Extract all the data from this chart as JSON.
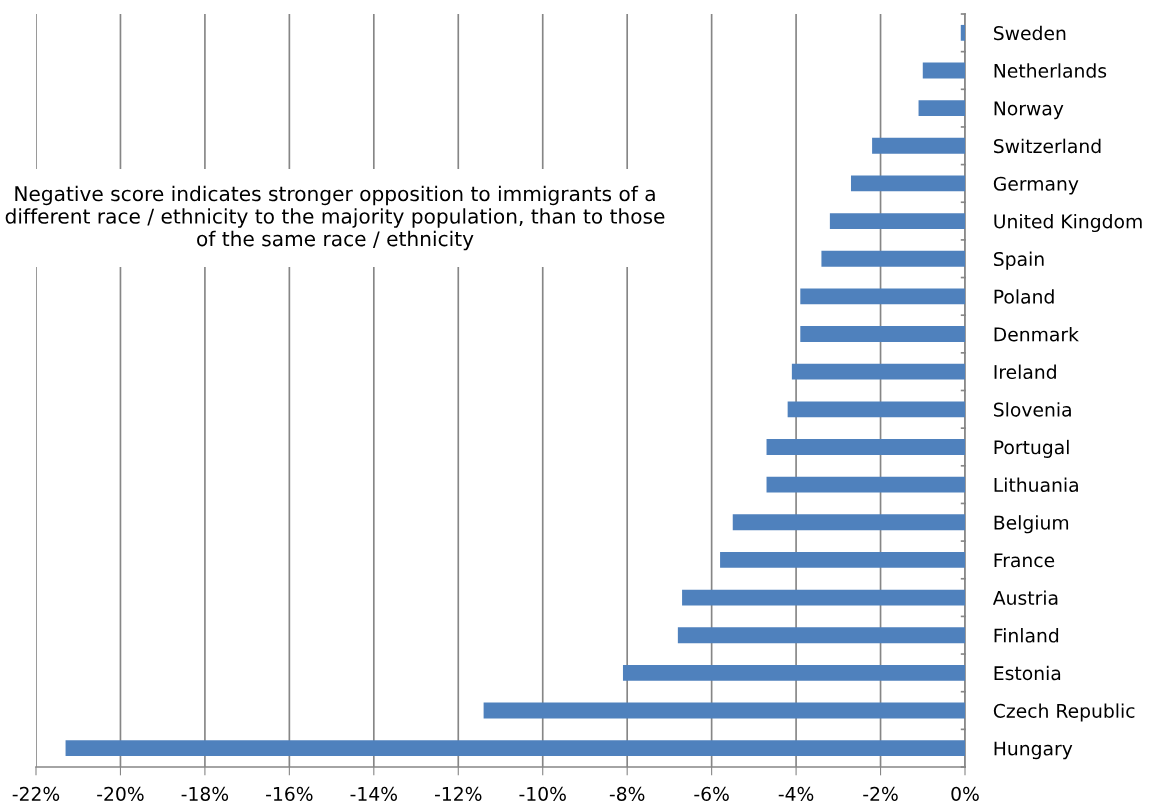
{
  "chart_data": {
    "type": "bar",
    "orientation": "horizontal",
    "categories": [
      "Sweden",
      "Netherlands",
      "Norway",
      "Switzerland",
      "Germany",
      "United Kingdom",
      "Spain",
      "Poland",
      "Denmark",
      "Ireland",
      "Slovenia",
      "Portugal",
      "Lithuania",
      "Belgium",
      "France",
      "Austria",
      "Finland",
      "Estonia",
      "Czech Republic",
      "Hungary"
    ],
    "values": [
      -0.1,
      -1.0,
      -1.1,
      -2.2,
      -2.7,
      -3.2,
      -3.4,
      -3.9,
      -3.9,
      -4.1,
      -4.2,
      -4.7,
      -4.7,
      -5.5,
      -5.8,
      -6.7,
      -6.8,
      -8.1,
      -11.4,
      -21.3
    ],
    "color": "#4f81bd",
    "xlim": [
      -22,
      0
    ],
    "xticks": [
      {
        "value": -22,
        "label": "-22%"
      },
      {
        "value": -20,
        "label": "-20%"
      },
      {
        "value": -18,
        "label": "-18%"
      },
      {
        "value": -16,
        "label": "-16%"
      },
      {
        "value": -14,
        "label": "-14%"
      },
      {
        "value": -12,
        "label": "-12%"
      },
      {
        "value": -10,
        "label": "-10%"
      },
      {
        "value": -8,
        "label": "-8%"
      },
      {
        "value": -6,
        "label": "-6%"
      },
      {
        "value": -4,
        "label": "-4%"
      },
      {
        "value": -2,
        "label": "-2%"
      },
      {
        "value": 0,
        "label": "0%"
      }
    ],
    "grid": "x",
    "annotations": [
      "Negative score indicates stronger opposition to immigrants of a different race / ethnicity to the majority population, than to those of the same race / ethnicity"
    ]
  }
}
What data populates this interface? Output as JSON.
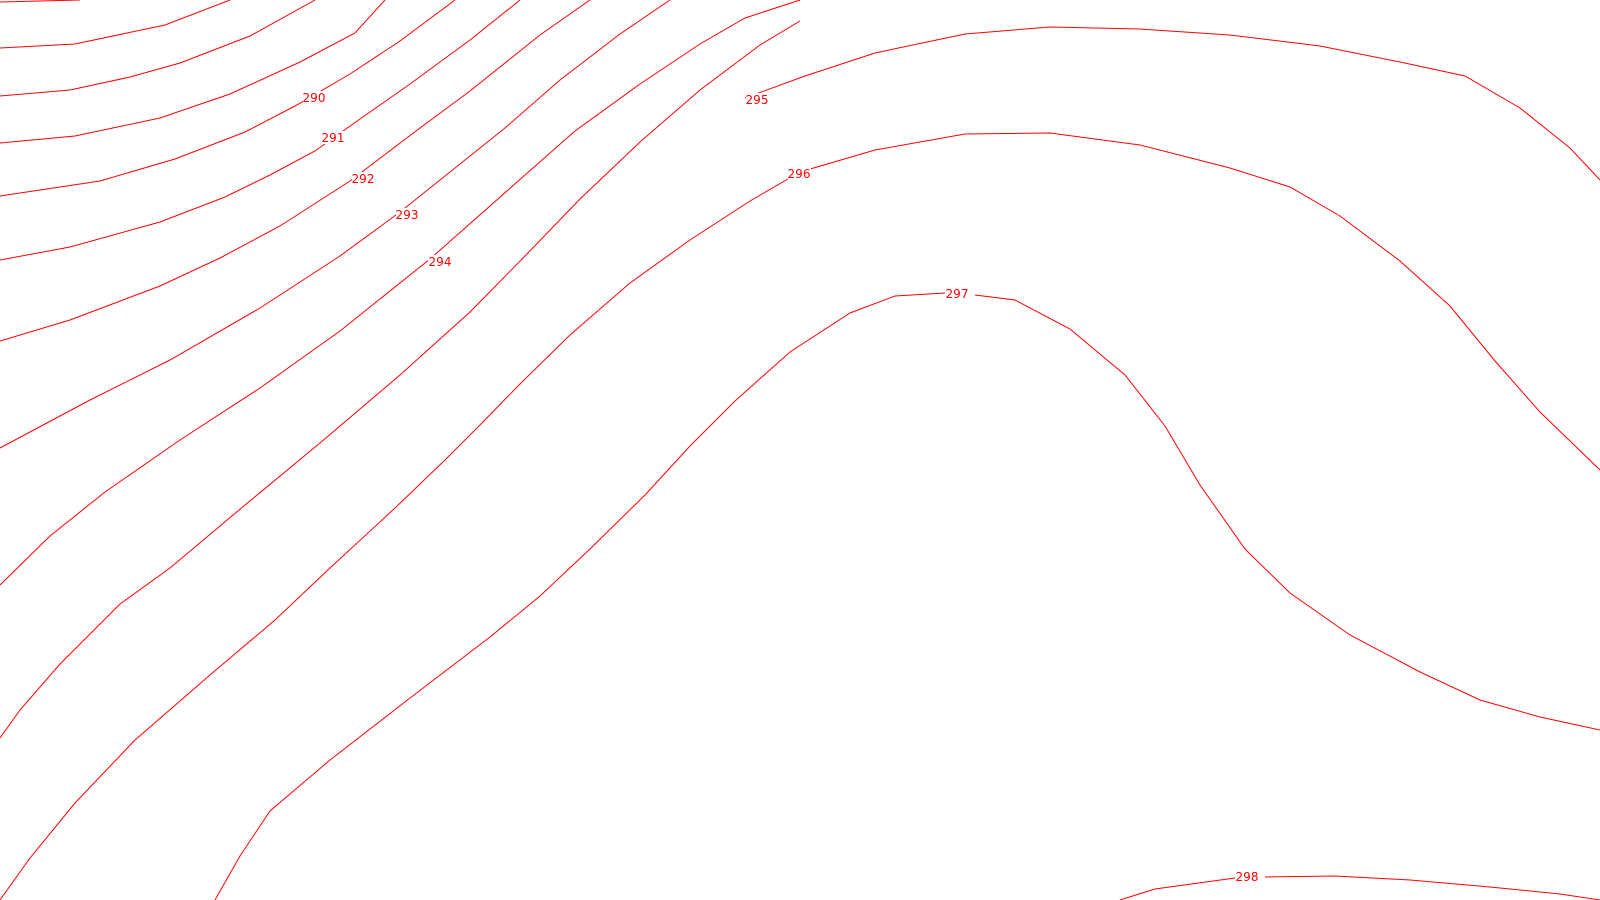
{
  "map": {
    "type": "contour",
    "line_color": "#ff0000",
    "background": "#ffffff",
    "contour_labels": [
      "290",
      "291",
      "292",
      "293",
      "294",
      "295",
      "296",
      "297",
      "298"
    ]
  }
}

——————————

▶ [Your instructions]: Extract all the data above exactly, excluding every picture.

▶ [Final result]:
Extract all the data from this chart as JSON.
{
  "chart_data": {
    "type": "bar",
    "orientation": "horizontal",
    "categories": [
      "Sweden",
      "Netherlands",
      "Norway",
      "Switzerland",
      "Germany",
      "United Kingdom",
      "Spain",
      "Poland",
      "Denmark",
      "Ireland",
      "Slovenia",
      "Portugal",
      "Lithuania",
      "Belgium",
      "France",
      "Austria",
      "Finland",
      "Estonia",
      "Czech Republic",
      "Hungary"
    ],
    "values": [
      -0.1,
      -1.0,
      -1.1,
      -2.2,
      -2.7,
      -3.2,
      -3.4,
      -3.9,
      -3.9,
      -4.1,
      -4.2,
      -4.7,
      -4.7,
      -5.5,
      -5.8,
      -6.7,
      -6.8,
      -8.1,
      -11.4,
      -21.3
    ],
    "color": "#4f81bd",
    "xlim": [
      -22,
      0
    ],
    "xticks": [
      {
        "value": -22,
        "label": "-22%"
      },
      {
        "value": -20,
        "label": "-20%"
      },
      {
        "value": -18,
        "label": "-18%"
      },
      {
        "value": -16,
        "label": "-16%"
      },
      {
        "value": -14,
        "label": "-14%"
      },
      {
        "value": -12,
        "label": "-12%"
      },
      {
        "value": -10,
        "label": "-10%"
      },
      {
        "value": -8,
        "label": "-8%"
      },
      {
        "value": -6,
        "label": "-6%"
      },
      {
        "value": -4,
        "label": "-4%"
      },
      {
        "value": -2,
        "label": "-2%"
      },
      {
        "value": 0,
        "label": "0%"
      }
    ],
    "grid": "x",
    "annotations": [
      "Negative score indicates stronger opposition to immigrants of a different race / ethnicity to the majority population, than to those of the same race / ethnicity"
    ]
  }
}
What data populates this interface? Output as JSON.
{
  "map": {
    "type": "contour",
    "line_color": "#ff0000",
    "background": "#ffffff",
    "contour_labels": [
      "290",
      "291",
      "292",
      "293",
      "294",
      "295",
      "296",
      "297",
      "298"
    ]
  }
}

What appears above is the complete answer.